> [Information given]:
═══

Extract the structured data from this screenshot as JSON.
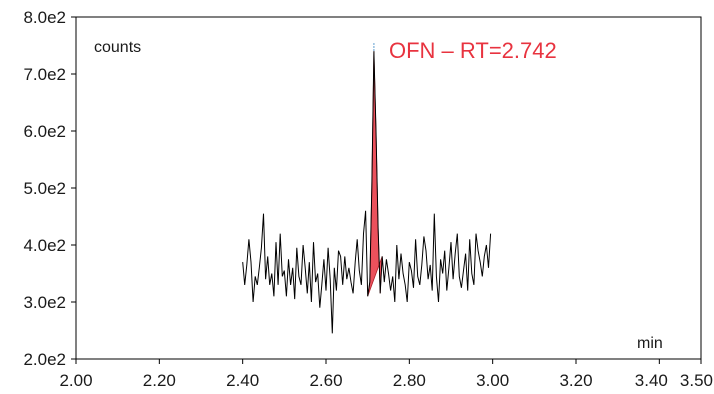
{
  "chart_data": {
    "type": "line",
    "ylabel": "counts",
    "xlabel": "min",
    "annotation": "OFN – RT=2.742",
    "xlim": [
      2.0,
      3.5
    ],
    "ylim": [
      200,
      800
    ],
    "x_ticks": [
      {
        "value": 2.0,
        "label": "2.00"
      },
      {
        "value": 2.2,
        "label": "2.20"
      },
      {
        "value": 2.4,
        "label": "2.40"
      },
      {
        "value": 2.6,
        "label": "2.60"
      },
      {
        "value": 2.8,
        "label": "2.80"
      },
      {
        "value": 3.0,
        "label": "3.00"
      },
      {
        "value": 3.2,
        "label": "3.20"
      },
      {
        "value": 3.4,
        "label": "3.40"
      },
      {
        "value": 3.5,
        "label": "3.50"
      }
    ],
    "y_ticks": [
      {
        "value": 200,
        "label": "2.0e2"
      },
      {
        "value": 300,
        "label": "3.0e2"
      },
      {
        "value": 400,
        "label": "4.0e2"
      },
      {
        "value": 500,
        "label": "5.0e2"
      },
      {
        "value": 600,
        "label": "6.0e2"
      },
      {
        "value": 700,
        "label": "7.0e2"
      },
      {
        "value": 800,
        "label": "8.0e2"
      }
    ],
    "series": [
      {
        "x": [
          2.4,
          2.405,
          2.41,
          2.415,
          2.42,
          2.425,
          2.43,
          2.435,
          2.44,
          2.445,
          2.45,
          2.455,
          2.46,
          2.465,
          2.47,
          2.475,
          2.48,
          2.485,
          2.49,
          2.495,
          2.5,
          2.505,
          2.51,
          2.515,
          2.52,
          2.525,
          2.53,
          2.535,
          2.54,
          2.545,
          2.55,
          2.555,
          2.56,
          2.565,
          2.57,
          2.575,
          2.58,
          2.585,
          2.59,
          2.595,
          2.6,
          2.605,
          2.61,
          2.615,
          2.62,
          2.625,
          2.63,
          2.635,
          2.64,
          2.645,
          2.65,
          2.655,
          2.66,
          2.665,
          2.67,
          2.675,
          2.68,
          2.685,
          2.69,
          2.695,
          2.7,
          2.705,
          2.71,
          2.715,
          2.72,
          2.725,
          2.73,
          2.735,
          2.74,
          2.745,
          2.75,
          2.755,
          2.76,
          2.765,
          2.77,
          2.775,
          2.78,
          2.785,
          2.79,
          2.795,
          2.8,
          2.805,
          2.81,
          2.815,
          2.82,
          2.825,
          2.83,
          2.835,
          2.84,
          2.845,
          2.85,
          2.855,
          2.86,
          2.865,
          2.87,
          2.875,
          2.88,
          2.885,
          2.89,
          2.895,
          2.9,
          2.905,
          2.91,
          2.915,
          2.92,
          2.925,
          2.93,
          2.935,
          2.94,
          2.945,
          2.95,
          2.955,
          2.96,
          2.965,
          2.97,
          2.975,
          2.98,
          2.985,
          2.99,
          2.995
        ],
        "y": [
          370,
          330,
          365,
          410,
          370,
          300,
          345,
          330,
          360,
          395,
          455,
          340,
          380,
          330,
          350,
          310,
          405,
          330,
          420,
          345,
          355,
          310,
          375,
          330,
          360,
          305,
          395,
          345,
          330,
          400,
          360,
          315,
          370,
          300,
          405,
          335,
          350,
          290,
          330,
          375,
          320,
          395,
          340,
          245,
          360,
          320,
          390,
          380,
          330,
          380,
          340,
          360,
          335,
          315,
          370,
          410,
          355,
          330,
          420,
          460,
          310,
          335,
          500,
          740,
          600,
          430,
          315,
          380,
          335,
          375,
          350,
          320,
          345,
          300,
          400,
          340,
          385,
          350,
          330,
          300,
          370,
          355,
          325,
          410,
          345,
          330,
          365,
          415,
          390,
          340,
          365,
          320,
          455,
          345,
          300,
          375,
          350,
          390,
          320,
          360,
          405,
          340,
          385,
          420,
          345,
          325,
          355,
          385,
          320,
          410,
          350,
          330,
          420,
          390,
          370,
          345,
          380,
          400,
          360,
          420
        ],
        "y_override_note": "",
        "color": "#000000"
      }
    ],
    "peak_fill": {
      "color": "#e8333f"
    }
  }
}
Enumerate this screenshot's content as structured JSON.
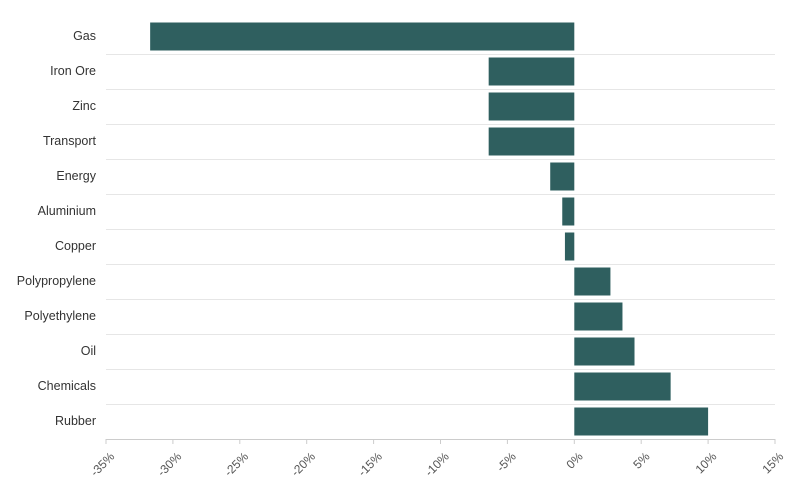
{
  "chart_data": {
    "type": "bar",
    "orientation": "horizontal",
    "title": "",
    "xlabel": "",
    "ylabel": "",
    "categories": [
      "Gas",
      "Iron Ore",
      "Zinc",
      "Transport",
      "Energy",
      "Aluminium",
      "Copper",
      "Polypropylene",
      "Polyethylene",
      "Oil",
      "Chemicals",
      "Rubber"
    ],
    "values": [
      -31.7,
      -6.4,
      -6.4,
      -6.4,
      -1.8,
      -0.9,
      -0.7,
      2.7,
      3.6,
      4.5,
      7.2,
      10.0
    ],
    "xlim": [
      -35,
      15
    ],
    "xticks": [
      -35,
      -30,
      -25,
      -20,
      -15,
      -10,
      -5,
      0,
      5,
      10,
      15
    ],
    "tick_suffix": "%",
    "bar_color": "#2f5f5f",
    "grid": false,
    "legend": "none"
  }
}
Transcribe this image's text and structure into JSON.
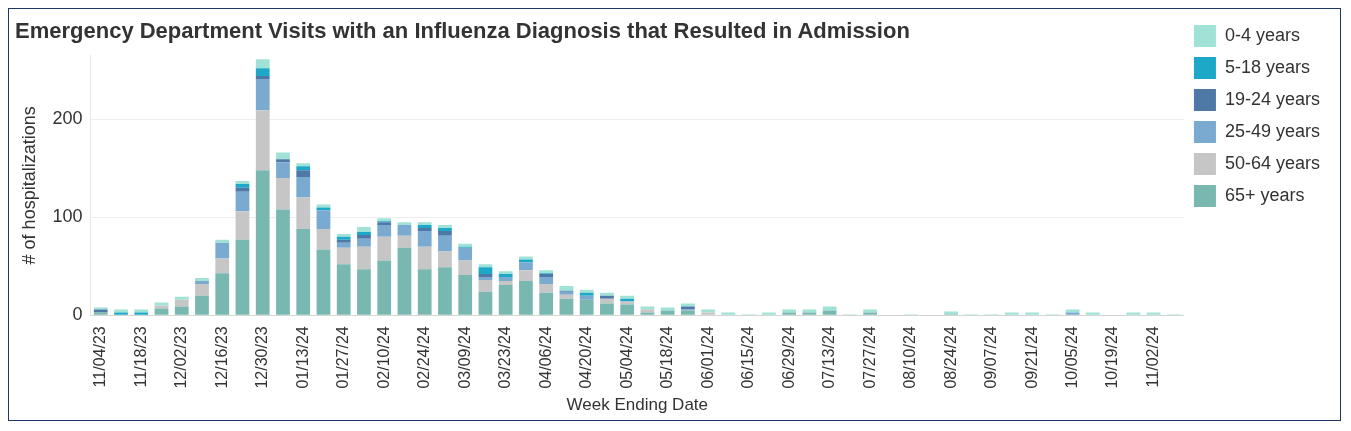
{
  "chart_data": {
    "type": "bar",
    "title": "Emergency Department Visits with an Influenza Diagnosis that Resulted in Admission",
    "xlabel": "Week Ending Date",
    "ylabel": "# of hospitalizations",
    "stacked": true,
    "legend": "right",
    "grid": "y",
    "ylim": [
      0,
      265
    ],
    "yticks": [
      0,
      100,
      200
    ],
    "categories": [
      "11/04/23",
      null,
      "11/18/23",
      null,
      "12/02/23",
      null,
      "12/16/23",
      null,
      "12/30/23",
      null,
      "01/13/24",
      null,
      "01/27/24",
      null,
      "02/10/24",
      null,
      "02/24/24",
      null,
      "03/09/24",
      null,
      "03/23/24",
      null,
      "04/06/24",
      null,
      "04/20/24",
      null,
      "05/04/24",
      null,
      "05/18/24",
      null,
      "06/01/24",
      null,
      "06/15/24",
      null,
      "06/29/24",
      null,
      "07/13/24",
      null,
      "07/27/24",
      null,
      "08/10/24",
      null,
      "08/24/24",
      null,
      "09/07/24",
      null,
      "09/21/24",
      null,
      "10/05/24",
      null,
      "10/19/24",
      null,
      "11/02/24",
      null
    ],
    "series": [
      {
        "name": "65+ years",
        "color": "#79b8b0",
        "values": [
          3,
          0,
          0,
          7,
          9,
          20,
          43,
          77,
          148,
          108,
          88,
          67,
          52,
          47,
          56,
          69,
          47,
          49,
          41,
          24,
          31,
          35,
          23,
          17,
          16,
          12,
          11,
          3,
          5,
          5,
          0,
          0,
          0,
          0,
          3,
          3,
          5,
          0,
          3,
          0,
          0,
          0,
          1,
          0,
          0,
          0,
          0,
          0,
          0,
          0,
          0,
          0,
          0,
          0
        ]
      },
      {
        "name": "50-64 years",
        "color": "#c6c6c6",
        "values": [
          0,
          0,
          0,
          3,
          7,
          12,
          15,
          29,
          61,
          32,
          32,
          21,
          17,
          23,
          24,
          12,
          23,
          16,
          15,
          12,
          4,
          11,
          9,
          4,
          null,
          5,
          3,
          3,
          0,
          0,
          3,
          0,
          0,
          0,
          0,
          0,
          0,
          0,
          0,
          0,
          0,
          0,
          0,
          0,
          0,
          0,
          0,
          0,
          0,
          0,
          0,
          0,
          null,
          0
        ]
      },
      {
        "name": "25-49 years",
        "color": "#7aaad0",
        "values": [
          0,
          0,
          0,
          0,
          0,
          3,
          16,
          20,
          32,
          16,
          21,
          19,
          5,
          8,
          12,
          11,
          16,
          16,
          13,
          3,
          4,
          8,
          7,
          3,
          4,
          0,
          0,
          0,
          0,
          1,
          0,
          0,
          0,
          0,
          0,
          0,
          0,
          0,
          0,
          0,
          0,
          0,
          0,
          0,
          0,
          0,
          0,
          0,
          3,
          0,
          0,
          0,
          0,
          0
        ]
      },
      {
        "name": "19-24 years",
        "color": "#4e79a7",
        "values": [
          3,
          0,
          0,
          0,
          0,
          0,
          0,
          4,
          3,
          3,
          7,
          0,
          3,
          4,
          3,
          0,
          3,
          5,
          0,
          3,
          0,
          0,
          3,
          1,
          0,
          3,
          0,
          0,
          0,
          3,
          0,
          0,
          0,
          0,
          0,
          0,
          0,
          0,
          0,
          0,
          0,
          0,
          0,
          0,
          0,
          0,
          0,
          0,
          0,
          0,
          0,
          0,
          0,
          0
        ]
      },
      {
        "name": "5-18 years",
        "color": "#1ea8c8",
        "values": [
          0,
          3,
          3,
          0,
          0,
          0,
          0,
          4,
          8,
          0,
          4,
          3,
          3,
          3,
          1,
          0,
          3,
          3,
          1,
          7,
          3,
          3,
          1,
          0,
          3,
          0,
          3,
          0,
          0,
          0,
          0,
          0,
          0,
          0,
          0,
          0,
          0,
          0,
          0,
          0,
          0,
          0,
          0,
          0,
          0,
          0,
          0,
          0,
          0,
          0,
          0,
          0,
          0,
          0
        ]
      },
      {
        "name": "0-4 years",
        "color": "#a0e3d6",
        "values": [
          2,
          3,
          3,
          3,
          3,
          3,
          3,
          3,
          9,
          7,
          3,
          3,
          3,
          5,
          3,
          3,
          3,
          3,
          3,
          3,
          3,
          3,
          3,
          5,
          3,
          3,
          3,
          3,
          3,
          3,
          3,
          3,
          1,
          3,
          3,
          3,
          4,
          1,
          3,
          0,
          1,
          0,
          3,
          1,
          1,
          3,
          3,
          1,
          3,
          3,
          0,
          3,
          3,
          1
        ]
      }
    ]
  }
}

═══

> [Exercise details]:
Only the number is wanted: how many lines of these entries contain the string "this"?

> [Reply to the task]:
3